Copy the data word for word, keeping every line.
==== Entries provided
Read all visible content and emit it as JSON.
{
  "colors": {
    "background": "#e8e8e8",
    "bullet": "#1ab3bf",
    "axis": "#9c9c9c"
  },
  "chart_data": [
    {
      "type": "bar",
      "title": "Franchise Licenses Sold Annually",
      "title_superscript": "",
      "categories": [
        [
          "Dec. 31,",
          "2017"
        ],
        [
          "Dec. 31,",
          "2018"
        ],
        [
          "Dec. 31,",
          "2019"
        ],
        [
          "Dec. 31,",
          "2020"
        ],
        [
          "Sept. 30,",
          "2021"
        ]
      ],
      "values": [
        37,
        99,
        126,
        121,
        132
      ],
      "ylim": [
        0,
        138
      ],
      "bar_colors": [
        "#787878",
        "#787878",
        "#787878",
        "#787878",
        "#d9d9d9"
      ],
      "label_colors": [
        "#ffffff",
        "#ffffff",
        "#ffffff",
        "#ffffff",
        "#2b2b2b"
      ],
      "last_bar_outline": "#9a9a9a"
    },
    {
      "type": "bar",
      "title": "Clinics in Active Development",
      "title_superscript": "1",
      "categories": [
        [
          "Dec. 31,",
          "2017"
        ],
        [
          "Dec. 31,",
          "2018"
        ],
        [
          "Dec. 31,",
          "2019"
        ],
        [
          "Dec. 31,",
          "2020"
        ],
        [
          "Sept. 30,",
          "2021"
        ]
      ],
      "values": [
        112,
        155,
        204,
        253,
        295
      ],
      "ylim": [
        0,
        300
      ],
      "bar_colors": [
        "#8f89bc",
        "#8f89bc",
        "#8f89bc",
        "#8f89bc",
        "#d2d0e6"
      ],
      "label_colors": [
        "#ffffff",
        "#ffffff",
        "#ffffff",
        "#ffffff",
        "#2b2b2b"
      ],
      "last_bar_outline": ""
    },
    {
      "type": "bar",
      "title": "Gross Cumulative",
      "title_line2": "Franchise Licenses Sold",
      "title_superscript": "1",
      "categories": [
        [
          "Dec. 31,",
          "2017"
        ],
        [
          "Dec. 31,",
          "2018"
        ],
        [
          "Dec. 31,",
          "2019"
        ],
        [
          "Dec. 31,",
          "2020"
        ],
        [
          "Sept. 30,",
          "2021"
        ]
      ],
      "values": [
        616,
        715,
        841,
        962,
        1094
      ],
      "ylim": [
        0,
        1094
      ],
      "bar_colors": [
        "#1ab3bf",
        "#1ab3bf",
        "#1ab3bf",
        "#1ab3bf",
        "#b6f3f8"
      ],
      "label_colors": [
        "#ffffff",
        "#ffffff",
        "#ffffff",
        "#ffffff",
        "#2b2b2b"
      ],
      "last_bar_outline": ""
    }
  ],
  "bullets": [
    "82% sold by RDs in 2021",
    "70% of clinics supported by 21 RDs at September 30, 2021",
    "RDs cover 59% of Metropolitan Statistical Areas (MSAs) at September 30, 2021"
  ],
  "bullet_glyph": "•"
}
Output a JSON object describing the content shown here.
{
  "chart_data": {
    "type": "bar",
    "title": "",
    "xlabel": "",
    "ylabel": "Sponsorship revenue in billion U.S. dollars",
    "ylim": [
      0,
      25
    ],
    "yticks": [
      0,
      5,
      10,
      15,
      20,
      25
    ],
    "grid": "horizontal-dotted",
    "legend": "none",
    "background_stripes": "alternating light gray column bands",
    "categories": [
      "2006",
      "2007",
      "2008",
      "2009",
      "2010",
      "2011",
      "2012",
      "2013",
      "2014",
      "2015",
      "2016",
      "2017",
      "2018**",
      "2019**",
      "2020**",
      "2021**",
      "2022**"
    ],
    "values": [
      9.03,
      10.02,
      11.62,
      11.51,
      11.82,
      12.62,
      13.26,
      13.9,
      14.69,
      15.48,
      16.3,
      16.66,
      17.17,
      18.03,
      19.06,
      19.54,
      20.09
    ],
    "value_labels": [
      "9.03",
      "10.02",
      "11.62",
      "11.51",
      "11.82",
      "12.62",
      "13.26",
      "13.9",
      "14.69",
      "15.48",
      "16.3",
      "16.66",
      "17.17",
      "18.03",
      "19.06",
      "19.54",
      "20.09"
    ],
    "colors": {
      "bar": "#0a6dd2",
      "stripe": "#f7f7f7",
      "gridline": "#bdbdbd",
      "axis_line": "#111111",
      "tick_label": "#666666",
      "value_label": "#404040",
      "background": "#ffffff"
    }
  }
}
========
### [Written solution]
Read all visible content and emit it as JSON.
{
  "colors": {
    "background": "#e8e8e8",
    "bullet": "#1ab3bf",
    "axis": "#9c9c9c"
  },
  "chart_data": [
    {
      "type": "bar",
      "title": "Franchise Licenses Sold Annually",
      "title_superscript": "",
      "categories": [
        [
          "Dec. 31,",
          "2017"
        ],
        [
          "Dec. 31,",
          "2018"
        ],
        [
          "Dec. 31,",
          "2019"
        ],
        [
          "Dec. 31,",
          "2020"
        ],
        [
          "Sept. 30,",
          "2021"
        ]
      ],
      "values": [
        37,
        99,
        126,
        121,
        132
      ],
      "ylim": [
        0,
        138
      ],
      "bar_colors": [
        "#787878",
        "#787878",
        "#787878",
        "#787878",
        "#d9d9d9"
      ],
      "label_colors": [
        "#ffffff",
        "#ffffff",
        "#ffffff",
        "#ffffff",
        "#2b2b2b"
      ],
      "last_bar_outline": "#9a9a9a"
    },
    {
      "type": "bar",
      "title": "Clinics in Active Development",
      "title_superscript": "1",
      "categories": [
        [
          "Dec. 31,",
          "2017"
        ],
        [
          "Dec. 31,",
          "2018"
        ],
        [
          "Dec. 31,",
          "2019"
        ],
        [
          "Dec. 31,",
          "2020"
        ],
        [
          "Sept. 30,",
          "2021"
        ]
      ],
      "values": [
        112,
        155,
        204,
        253,
        295
      ],
      "ylim": [
        0,
        300
      ],
      "bar_colors": [
        "#8f89bc",
        "#8f89bc",
        "#8f89bc",
        "#8f89bc",
        "#d2d0e6"
      ],
      "label_colors": [
        "#ffffff",
        "#ffffff",
        "#ffffff",
        "#ffffff",
        "#2b2b2b"
      ],
      "last_bar_outline": ""
    },
    {
      "type": "bar",
      "title": "Gross Cumulative",
      "title_line2": "Franchise Licenses Sold",
      "title_superscript": "1",
      "categories": [
        [
          "Dec. 31,",
          "2017"
        ],
        [
          "Dec. 31,",
          "2018"
        ],
        [
          "Dec. 31,",
          "2019"
        ],
        [
          "Dec. 31,",
          "2020"
        ],
        [
          "Sept. 30,",
          "2021"
        ]
      ],
      "values": [
        616,
        715,
        841,
        962,
        1094
      ],
      "ylim": [
        0,
        1094
      ],
      "bar_colors": [
        "#1ab3bf",
        "#1ab3bf",
        "#1ab3bf",
        "#1ab3bf",
        "#b6f3f8"
      ],
      "label_colors": [
        "#ffffff",
        "#ffffff",
        "#ffffff",
        "#ffffff",
        "#2b2b2b"
      ],
      "last_bar_outline": ""
    }
  ],
  "bullets": [
    "82% sold by RDs in 2021",
    "70% of clinics supported by 21 RDs at September 30, 2021",
    "RDs cover 59% of Metropolitan Statistical Areas (MSAs) at September 30, 2021"
  ],
  "bullet_glyph": "•"
}
Output a JSON object describing the content shown here.
{
  "chart_data": {
    "type": "bar",
    "title": "",
    "xlabel": "",
    "ylabel": "Sponsorship revenue in billion U.S. dollars",
    "ylim": [
      0,
      25
    ],
    "yticks": [
      0,
      5,
      10,
      15,
      20,
      25
    ],
    "grid": "horizontal-dotted",
    "legend": "none",
    "background_stripes": "alternating light gray column bands",
    "categories": [
      "2006",
      "2007",
      "2008",
      "2009",
      "2010",
      "2011",
      "2012",
      "2013",
      "2014",
      "2015",
      "2016",
      "2017",
      "2018**",
      "2019**",
      "2020**",
      "2021**",
      "2022**"
    ],
    "values": [
      9.03,
      10.02,
      11.62,
      11.51,
      11.82,
      12.62,
      13.26,
      13.9,
      14.69,
      15.48,
      16.3,
      16.66,
      17.17,
      18.03,
      19.06,
      19.54,
      20.09
    ],
    "value_labels": [
      "9.03",
      "10.02",
      "11.62",
      "11.51",
      "11.82",
      "12.62",
      "13.26",
      "13.9",
      "14.69",
      "15.48",
      "16.3",
      "16.66",
      "17.17",
      "18.03",
      "19.06",
      "19.54",
      "20.09"
    ],
    "colors": {
      "bar": "#0a6dd2",
      "stripe": "#f7f7f7",
      "gridline": "#bdbdbd",
      "axis_line": "#111111",
      "tick_label": "#666666",
      "value_label": "#404040",
      "background": "#ffffff"
    }
  }
}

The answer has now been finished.